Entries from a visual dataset
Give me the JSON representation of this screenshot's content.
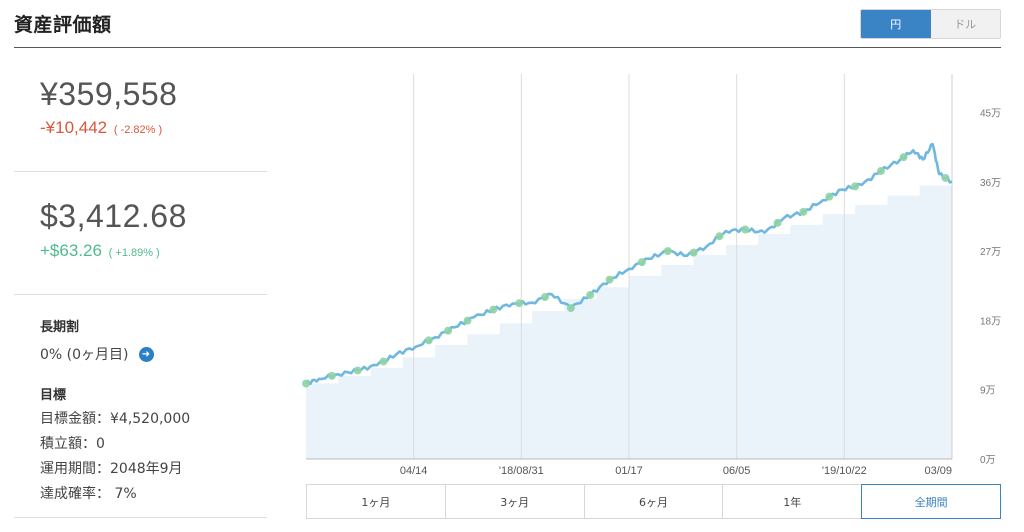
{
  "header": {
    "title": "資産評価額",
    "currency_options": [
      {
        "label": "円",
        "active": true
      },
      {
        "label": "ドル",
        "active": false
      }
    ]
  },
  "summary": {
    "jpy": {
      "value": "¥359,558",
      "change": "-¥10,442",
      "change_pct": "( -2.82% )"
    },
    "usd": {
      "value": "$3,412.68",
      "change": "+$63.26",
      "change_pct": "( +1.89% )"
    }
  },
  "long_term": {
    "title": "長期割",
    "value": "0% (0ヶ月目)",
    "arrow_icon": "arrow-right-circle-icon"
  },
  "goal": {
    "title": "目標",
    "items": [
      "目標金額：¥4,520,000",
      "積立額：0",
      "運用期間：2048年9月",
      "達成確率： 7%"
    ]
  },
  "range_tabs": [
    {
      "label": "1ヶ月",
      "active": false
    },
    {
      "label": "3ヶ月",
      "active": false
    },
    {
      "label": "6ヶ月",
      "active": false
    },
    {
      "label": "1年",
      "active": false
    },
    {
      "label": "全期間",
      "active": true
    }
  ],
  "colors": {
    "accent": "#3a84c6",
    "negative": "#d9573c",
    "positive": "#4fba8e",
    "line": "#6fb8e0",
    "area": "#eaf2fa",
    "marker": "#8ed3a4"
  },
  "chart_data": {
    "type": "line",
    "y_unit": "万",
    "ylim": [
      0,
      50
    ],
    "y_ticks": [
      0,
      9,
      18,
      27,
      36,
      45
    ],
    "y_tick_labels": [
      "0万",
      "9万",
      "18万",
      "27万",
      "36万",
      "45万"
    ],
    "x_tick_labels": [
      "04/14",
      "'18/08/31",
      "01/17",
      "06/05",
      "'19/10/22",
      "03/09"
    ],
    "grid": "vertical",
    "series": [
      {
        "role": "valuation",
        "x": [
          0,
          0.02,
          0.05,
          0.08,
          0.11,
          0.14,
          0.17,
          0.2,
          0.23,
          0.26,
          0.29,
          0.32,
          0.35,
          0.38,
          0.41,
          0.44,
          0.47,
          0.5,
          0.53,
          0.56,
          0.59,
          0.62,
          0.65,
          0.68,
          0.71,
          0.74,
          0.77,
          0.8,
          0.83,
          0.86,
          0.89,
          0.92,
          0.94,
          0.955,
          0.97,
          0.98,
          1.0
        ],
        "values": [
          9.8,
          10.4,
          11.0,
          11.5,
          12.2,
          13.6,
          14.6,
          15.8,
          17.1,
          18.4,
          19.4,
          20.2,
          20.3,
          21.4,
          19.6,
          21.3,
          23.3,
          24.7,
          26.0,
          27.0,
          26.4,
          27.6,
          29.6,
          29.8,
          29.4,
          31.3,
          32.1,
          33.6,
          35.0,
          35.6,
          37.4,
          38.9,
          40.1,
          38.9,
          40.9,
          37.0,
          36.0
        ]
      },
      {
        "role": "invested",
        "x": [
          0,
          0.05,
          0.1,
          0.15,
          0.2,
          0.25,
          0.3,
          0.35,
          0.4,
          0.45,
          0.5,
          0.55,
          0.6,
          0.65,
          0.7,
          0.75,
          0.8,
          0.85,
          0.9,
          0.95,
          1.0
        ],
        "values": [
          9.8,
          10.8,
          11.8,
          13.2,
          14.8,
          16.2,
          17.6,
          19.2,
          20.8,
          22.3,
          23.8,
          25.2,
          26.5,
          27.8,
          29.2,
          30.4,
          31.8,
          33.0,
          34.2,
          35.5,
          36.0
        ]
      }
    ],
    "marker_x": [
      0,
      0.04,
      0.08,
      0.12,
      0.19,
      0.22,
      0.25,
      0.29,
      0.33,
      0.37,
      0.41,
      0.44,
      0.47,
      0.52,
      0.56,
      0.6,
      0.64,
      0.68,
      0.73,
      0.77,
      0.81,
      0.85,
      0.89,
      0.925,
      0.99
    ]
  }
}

• YOUR OBJECTIVE
Quote every line word for word and keep the images out of the copy.

• TASK SOLUTION
Give me the JSON representation of this screenshot's content.
{
  "header": {
    "title": "資産評価額",
    "currency_options": [
      {
        "label": "円",
        "active": true
      },
      {
        "label": "ドル",
        "active": false
      }
    ]
  },
  "summary": {
    "jpy": {
      "value": "¥359,558",
      "change": "-¥10,442",
      "change_pct": "( -2.82% )"
    },
    "usd": {
      "value": "$3,412.68",
      "change": "+$63.26",
      "change_pct": "( +1.89% )"
    }
  },
  "long_term": {
    "title": "長期割",
    "value": "0% (0ヶ月目)",
    "arrow_icon": "arrow-right-circle-icon"
  },
  "goal": {
    "title": "目標",
    "items": [
      "目標金額：¥4,520,000",
      "積立額：0",
      "運用期間：2048年9月",
      "達成確率： 7%"
    ]
  },
  "range_tabs": [
    {
      "label": "1ヶ月",
      "active": false
    },
    {
      "label": "3ヶ月",
      "active": false
    },
    {
      "label": "6ヶ月",
      "active": false
    },
    {
      "label": "1年",
      "active": false
    },
    {
      "label": "全期間",
      "active": true
    }
  ],
  "colors": {
    "accent": "#3a84c6",
    "negative": "#d9573c",
    "positive": "#4fba8e",
    "line": "#6fb8e0",
    "area": "#eaf2fa",
    "marker": "#8ed3a4"
  },
  "chart_data": {
    "type": "line",
    "y_unit": "万",
    "ylim": [
      0,
      50
    ],
    "y_ticks": [
      0,
      9,
      18,
      27,
      36,
      45
    ],
    "y_tick_labels": [
      "0万",
      "9万",
      "18万",
      "27万",
      "36万",
      "45万"
    ],
    "x_tick_labels": [
      "04/14",
      "'18/08/31",
      "01/17",
      "06/05",
      "'19/10/22",
      "03/09"
    ],
    "grid": "vertical",
    "series": [
      {
        "role": "valuation",
        "x": [
          0,
          0.02,
          0.05,
          0.08,
          0.11,
          0.14,
          0.17,
          0.2,
          0.23,
          0.26,
          0.29,
          0.32,
          0.35,
          0.38,
          0.41,
          0.44,
          0.47,
          0.5,
          0.53,
          0.56,
          0.59,
          0.62,
          0.65,
          0.68,
          0.71,
          0.74,
          0.77,
          0.8,
          0.83,
          0.86,
          0.89,
          0.92,
          0.94,
          0.955,
          0.97,
          0.98,
          1.0
        ],
        "values": [
          9.8,
          10.4,
          11.0,
          11.5,
          12.2,
          13.6,
          14.6,
          15.8,
          17.1,
          18.4,
          19.4,
          20.2,
          20.3,
          21.4,
          19.6,
          21.3,
          23.3,
          24.7,
          26.0,
          27.0,
          26.4,
          27.6,
          29.6,
          29.8,
          29.4,
          31.3,
          32.1,
          33.6,
          35.0,
          35.6,
          37.4,
          38.9,
          40.1,
          38.9,
          40.9,
          37.0,
          36.0
        ]
      },
      {
        "role": "invested",
        "x": [
          0,
          0.05,
          0.1,
          0.15,
          0.2,
          0.25,
          0.3,
          0.35,
          0.4,
          0.45,
          0.5,
          0.55,
          0.6,
          0.65,
          0.7,
          0.75,
          0.8,
          0.85,
          0.9,
          0.95,
          1.0
        ],
        "values": [
          9.8,
          10.8,
          11.8,
          13.2,
          14.8,
          16.2,
          17.6,
          19.2,
          20.8,
          22.3,
          23.8,
          25.2,
          26.5,
          27.8,
          29.2,
          30.4,
          31.8,
          33.0,
          34.2,
          35.5,
          36.0
        ]
      }
    ],
    "marker_x": [
      0,
      0.04,
      0.08,
      0.12,
      0.19,
      0.22,
      0.25,
      0.29,
      0.33,
      0.37,
      0.41,
      0.44,
      0.47,
      0.52,
      0.56,
      0.6,
      0.64,
      0.68,
      0.73,
      0.77,
      0.81,
      0.85,
      0.89,
      0.925,
      0.99
    ]
  }
}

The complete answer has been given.